Given exercise
Every line in the listing is to be echoed verbatim.

Given data
-=-=-=-=-

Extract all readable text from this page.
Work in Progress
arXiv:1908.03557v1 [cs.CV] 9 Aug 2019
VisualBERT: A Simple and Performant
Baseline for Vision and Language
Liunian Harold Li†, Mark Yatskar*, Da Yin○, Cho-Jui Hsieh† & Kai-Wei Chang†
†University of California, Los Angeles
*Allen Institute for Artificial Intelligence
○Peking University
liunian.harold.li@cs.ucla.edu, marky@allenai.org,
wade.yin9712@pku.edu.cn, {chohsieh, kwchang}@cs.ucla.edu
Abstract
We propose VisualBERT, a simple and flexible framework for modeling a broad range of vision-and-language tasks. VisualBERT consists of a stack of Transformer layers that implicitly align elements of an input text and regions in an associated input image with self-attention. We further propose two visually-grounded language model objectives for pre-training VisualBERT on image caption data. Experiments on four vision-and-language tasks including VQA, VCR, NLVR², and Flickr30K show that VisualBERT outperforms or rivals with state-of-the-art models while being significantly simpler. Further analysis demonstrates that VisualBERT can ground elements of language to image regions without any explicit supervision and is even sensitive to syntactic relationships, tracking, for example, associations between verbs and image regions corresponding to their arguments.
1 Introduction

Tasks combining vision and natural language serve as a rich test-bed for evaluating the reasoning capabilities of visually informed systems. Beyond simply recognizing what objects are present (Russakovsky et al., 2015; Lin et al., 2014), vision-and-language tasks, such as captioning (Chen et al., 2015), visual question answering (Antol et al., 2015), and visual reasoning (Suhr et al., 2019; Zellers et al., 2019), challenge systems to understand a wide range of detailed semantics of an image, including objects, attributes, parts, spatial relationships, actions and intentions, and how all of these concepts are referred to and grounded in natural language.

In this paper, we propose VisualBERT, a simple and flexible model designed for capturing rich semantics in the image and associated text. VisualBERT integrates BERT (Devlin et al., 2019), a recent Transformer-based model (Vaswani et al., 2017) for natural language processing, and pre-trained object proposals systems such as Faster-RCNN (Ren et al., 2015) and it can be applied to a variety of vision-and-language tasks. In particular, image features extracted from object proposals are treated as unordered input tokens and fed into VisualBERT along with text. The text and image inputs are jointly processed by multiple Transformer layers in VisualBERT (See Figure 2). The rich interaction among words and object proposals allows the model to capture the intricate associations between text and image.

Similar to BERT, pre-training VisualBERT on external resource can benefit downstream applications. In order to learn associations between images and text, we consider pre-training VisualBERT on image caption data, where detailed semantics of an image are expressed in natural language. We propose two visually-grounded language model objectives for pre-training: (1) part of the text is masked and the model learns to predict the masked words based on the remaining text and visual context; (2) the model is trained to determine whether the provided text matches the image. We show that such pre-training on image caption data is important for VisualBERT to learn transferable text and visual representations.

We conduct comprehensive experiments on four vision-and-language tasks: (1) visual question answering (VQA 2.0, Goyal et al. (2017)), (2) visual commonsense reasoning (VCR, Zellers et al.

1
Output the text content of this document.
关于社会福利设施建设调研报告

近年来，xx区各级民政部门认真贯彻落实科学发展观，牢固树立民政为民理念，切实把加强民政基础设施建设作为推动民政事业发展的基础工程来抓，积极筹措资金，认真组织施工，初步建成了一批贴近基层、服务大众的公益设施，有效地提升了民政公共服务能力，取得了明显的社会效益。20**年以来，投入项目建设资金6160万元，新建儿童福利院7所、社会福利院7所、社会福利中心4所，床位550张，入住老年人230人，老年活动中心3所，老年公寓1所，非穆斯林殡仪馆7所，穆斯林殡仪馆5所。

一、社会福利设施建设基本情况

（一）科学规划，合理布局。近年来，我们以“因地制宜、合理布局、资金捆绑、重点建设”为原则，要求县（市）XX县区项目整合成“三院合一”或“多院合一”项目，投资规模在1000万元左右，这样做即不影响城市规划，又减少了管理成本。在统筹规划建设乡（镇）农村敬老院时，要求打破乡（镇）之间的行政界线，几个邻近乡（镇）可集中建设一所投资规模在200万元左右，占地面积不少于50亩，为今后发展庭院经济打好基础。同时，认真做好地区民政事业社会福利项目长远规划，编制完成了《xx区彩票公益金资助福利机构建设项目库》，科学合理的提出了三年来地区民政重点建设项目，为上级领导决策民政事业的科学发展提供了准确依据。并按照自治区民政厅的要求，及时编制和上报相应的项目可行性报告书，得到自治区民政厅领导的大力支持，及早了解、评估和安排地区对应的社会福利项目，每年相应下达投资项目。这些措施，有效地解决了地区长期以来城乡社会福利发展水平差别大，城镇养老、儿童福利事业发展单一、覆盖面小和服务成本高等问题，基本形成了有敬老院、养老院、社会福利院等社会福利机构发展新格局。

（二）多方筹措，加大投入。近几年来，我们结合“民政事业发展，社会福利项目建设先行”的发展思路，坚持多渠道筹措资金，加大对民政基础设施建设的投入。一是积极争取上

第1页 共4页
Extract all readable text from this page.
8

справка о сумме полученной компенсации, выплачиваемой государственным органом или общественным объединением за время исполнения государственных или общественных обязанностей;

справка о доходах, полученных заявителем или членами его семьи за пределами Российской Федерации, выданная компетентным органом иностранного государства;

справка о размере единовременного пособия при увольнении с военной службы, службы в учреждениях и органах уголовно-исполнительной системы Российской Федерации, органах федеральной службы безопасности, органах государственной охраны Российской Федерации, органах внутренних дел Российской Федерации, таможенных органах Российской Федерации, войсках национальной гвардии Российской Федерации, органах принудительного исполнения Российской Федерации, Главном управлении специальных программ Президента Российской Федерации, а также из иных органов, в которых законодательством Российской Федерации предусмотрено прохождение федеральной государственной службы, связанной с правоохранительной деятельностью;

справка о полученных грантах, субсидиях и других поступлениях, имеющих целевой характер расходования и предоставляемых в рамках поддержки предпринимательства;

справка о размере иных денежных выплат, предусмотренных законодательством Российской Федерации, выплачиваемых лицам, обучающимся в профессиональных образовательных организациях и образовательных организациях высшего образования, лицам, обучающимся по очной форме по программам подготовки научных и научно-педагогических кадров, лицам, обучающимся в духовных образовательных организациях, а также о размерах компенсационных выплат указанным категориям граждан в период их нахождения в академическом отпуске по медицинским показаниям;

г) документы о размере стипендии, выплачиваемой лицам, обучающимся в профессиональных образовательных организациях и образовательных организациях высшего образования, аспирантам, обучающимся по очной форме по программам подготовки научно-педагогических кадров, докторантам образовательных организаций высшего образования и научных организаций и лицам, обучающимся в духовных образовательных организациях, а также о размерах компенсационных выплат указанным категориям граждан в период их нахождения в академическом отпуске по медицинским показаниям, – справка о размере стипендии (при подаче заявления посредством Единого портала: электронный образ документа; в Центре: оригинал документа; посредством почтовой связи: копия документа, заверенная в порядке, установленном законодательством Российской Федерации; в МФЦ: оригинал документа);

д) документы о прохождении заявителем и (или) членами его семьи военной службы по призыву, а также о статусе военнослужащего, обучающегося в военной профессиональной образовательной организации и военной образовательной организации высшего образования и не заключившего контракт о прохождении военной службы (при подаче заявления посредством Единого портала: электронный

-=-=-=-=-

Reply
Extract all readable text from this page.
Work in Progress
arXiv:1908.03557v1 [cs.CV] 9 Aug 2019
VisualBERT: A Simple and Performant
Baseline for Vision and Language
Liunian Harold Li†, Mark Yatskar*, Da Yin○, Cho-Jui Hsieh† & Kai-Wei Chang†
†University of California, Los Angeles
*Allen Institute for Artificial Intelligence
○Peking University
liunian.harold.li@cs.ucla.edu, marky@allenai.org,
wade.yin9712@pku.edu.cn, {chohsieh, kwchang}@cs.ucla.edu
Abstract
We propose VisualBERT, a simple and flexible framework for modeling a broad range of vision-and-language tasks. VisualBERT consists of a stack of Transformer layers that implicitly align elements of an input text and regions in an associated input image with self-attention. We further propose two visually-grounded language model objectives for pre-training VisualBERT on image caption data. Experiments on four vision-and-language tasks including VQA, VCR, NLVR², and Flickr30K show that VisualBERT outperforms or rivals with state-of-the-art models while being significantly simpler. Further analysis demonstrates that VisualBERT can ground elements of language to image regions without any explicit supervision and is even sensitive to syntactic relationships, tracking, for example, associations between verbs and image regions corresponding to their arguments.
1 Introduction

Tasks combining vision and natural language serve as a rich test-bed for evaluating the reasoning capabilities of visually informed systems. Beyond simply recognizing what objects are present (Russakovsky et al., 2015; Lin et al., 2014), vision-and-language tasks, such as captioning (Chen et al., 2015), visual question answering (Antol et al., 2015), and visual reasoning (Suhr et al., 2019; Zellers et al., 2019), challenge systems to understand a wide range of detailed semantics of an image, including objects, attributes, parts, spatial relationships, actions and intentions, and how all of these concepts are referred to and grounded in natural language.

In this paper, we propose VisualBERT, a simple and flexible model designed for capturing rich semantics in the image and associated text. VisualBERT integrates BERT (Devlin et al., 2019), a recent Transformer-based model (Vaswani et al., 2017) for natural language processing, and pre-trained object proposals systems such as Faster-RCNN (Ren et al., 2015) and it can be applied to a variety of vision-and-language tasks. In particular, image features extracted from object proposals are treated as unordered input tokens and fed into VisualBERT along with text. The text and image inputs are jointly processed by multiple Transformer layers in VisualBERT (See Figure 2). The rich interaction among words and object proposals allows the model to capture the intricate associations between text and image.

Similar to BERT, pre-training VisualBERT on external resource can benefit downstream applications. In order to learn associations between images and text, we consider pre-training VisualBERT on image caption data, where detailed semantics of an image are expressed in natural language. We propose two visually-grounded language model objectives for pre-training: (1) part of the text is masked and the model learns to predict the masked words based on the remaining text and visual context; (2) the model is trained to determine whether the provided text matches the image. We show that such pre-training on image caption data is important for VisualBERT to learn transferable text and visual representations.

We conduct comprehensive experiments on four vision-and-language tasks: (1) visual question answering (VQA 2.0, Goyal et al. (2017)), (2) visual commonsense reasoning (VCR, Zellers et al.

1
Output the text content of this document.
关于社会福利设施建设调研报告

近年来，xx区各级民政部门认真贯彻落实科学发展观，牢固树立民政为民理念，切实把加强民政基础设施建设作为推动民政事业发展的基础工程来抓，积极筹措资金，认真组织施工，初步建成了一批贴近基层、服务大众的公益设施，有效地提升了民政公共服务能力，取得了明显的社会效益。20**年以来，投入项目建设资金6160万元，新建儿童福利院7所、社会福利院7所、社会福利中心4所，床位550张，入住老年人230人，老年活动中心3所，老年公寓1所，非穆斯林殡仪馆7所，穆斯林殡仪馆5所。

一、社会福利设施建设基本情况

（一）科学规划，合理布局。近年来，我们以“因地制宜、合理布局、资金捆绑、重点建设”为原则，要求县（市）XX县区项目整合成“三院合一”或“多院合一”项目，投资规模在1000万元左右，这样做即不影响城市规划，又减少了管理成本。在统筹规划建设乡（镇）农村敬老院时，要求打破乡（镇）之间的行政界线，几个邻近乡（镇）可集中建设一所投资规模在200万元左右，占地面积不少于50亩，为今后发展庭院经济打好基础。同时，认真做好地区民政事业社会福利项目长远规划，编制完成了《xx区彩票公益金资助福利机构建设项目库》，科学合理的提出了三年来地区民政重点建设项目，为上级领导决策民政事业的科学发展提供了准确依据。并按照自治区民政厅的要求，及时编制和上报相应的项目可行性报告书，得到自治区民政厅领导的大力支持，及早了解、评估和安排地区对应的社会福利项目，每年相应下达投资项目。这些措施，有效地解决了地区长期以来城乡社会福利发展水平差别大，城镇养老、儿童福利事业发展单一、覆盖面小和服务成本高等问题，基本形成了有敬老院、养老院、社会福利院等社会福利机构发展新格局。

（二）多方筹措，加大投入。近几年来，我们结合“民政事业发展，社会福利项目建设先行”的发展思路，坚持多渠道筹措资金，加大对民政基础设施建设的投入。一是积极争取上

第1页 共4页
Extract all readable text from this page.
8

справка о сумме полученной компенсации, выплачиваемой государственным органом или общественным объединением за время исполнения государственных или общественных обязанностей;

справка о доходах, полученных заявителем или членами его семьи за пределами Российской Федерации, выданная компетентным органом иностранного государства;

справка о размере единовременного пособия при увольнении с военной службы, службы в учреждениях и органах уголовно-исполнительной системы Российской Федерации, органах федеральной службы безопасности, органах государственной охраны Российской Федерации, органах внутренних дел Российской Федерации, таможенных органах Российской Федерации, войсках национальной гвардии Российской Федерации, органах принудительного исполнения Российской Федерации, Главном управлении специальных программ Президента Российской Федерации, а также из иных органов, в которых законодательством Российской Федерации предусмотрено прохождение федеральной государственной службы, связанной с правоохранительной деятельностью;

справка о полученных грантах, субсидиях и других поступлениях, имеющих целевой характер расходования и предоставляемых в рамках поддержки предпринимательства;

справка о размере иных денежных выплат, предусмотренных законодательством Российской Федерации, выплачиваемых лицам, обучающимся в профессиональных образовательных организациях и образовательных организациях высшего образования, лицам, обучающимся по очной форме по программам подготовки научных и научно-педагогических кадров, лицам, обучающимся в духовных образовательных организациях, а также о размерах компенсационных выплат указанным категориям граждан в период их нахождения в академическом отпуске по медицинским показаниям;

г) документы о размере стипендии, выплачиваемой лицам, обучающимся в профессиональных образовательных организациях и образовательных организациях высшего образования, аспирантам, обучающимся по очной форме по программам подготовки научно-педагогических кадров, докторантам образовательных организаций высшего образования и научных организаций и лицам, обучающимся в духовных образовательных организациях, а также о размерах компенсационных выплат указанным категориям граждан в период их нахождения в академическом отпуске по медицинским показаниям, – справка о размере стипендии (при подаче заявления посредством Единого портала: электронный образ документа; в Центре: оригинал документа; посредством почтовой связи: копия документа, заверенная в порядке, установленном законодательством Российской Федерации; в МФЦ: оригинал документа);

д) документы о прохождении заявителем и (или) членами его семьи военной службы по призыву, а также о статусе военнослужащего, обучающегося в военной профессиональной образовательной организации и военной образовательной организации высшего образования и не заключившего контракт о прохождении военной службы (при подаче заявления посредством Единого портала: электронный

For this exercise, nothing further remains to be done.